### The exercise
Reproduce all entries word for word.

### Stored rows
★ ★ ★
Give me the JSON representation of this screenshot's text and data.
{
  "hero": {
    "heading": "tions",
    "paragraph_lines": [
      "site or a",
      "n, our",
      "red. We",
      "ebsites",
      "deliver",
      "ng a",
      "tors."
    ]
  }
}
★ ★ ★
### Task answer
Give me the JSON representation of this screenshot's text and data.
{
  "hero": {
    "heading": "tions",
    "paragraph_lines": [
      "site or a",
      "n, our",
      "red. We",
      "ebsites",
      "deliver",
      "ng a",
      "tors."
    ]
  }
}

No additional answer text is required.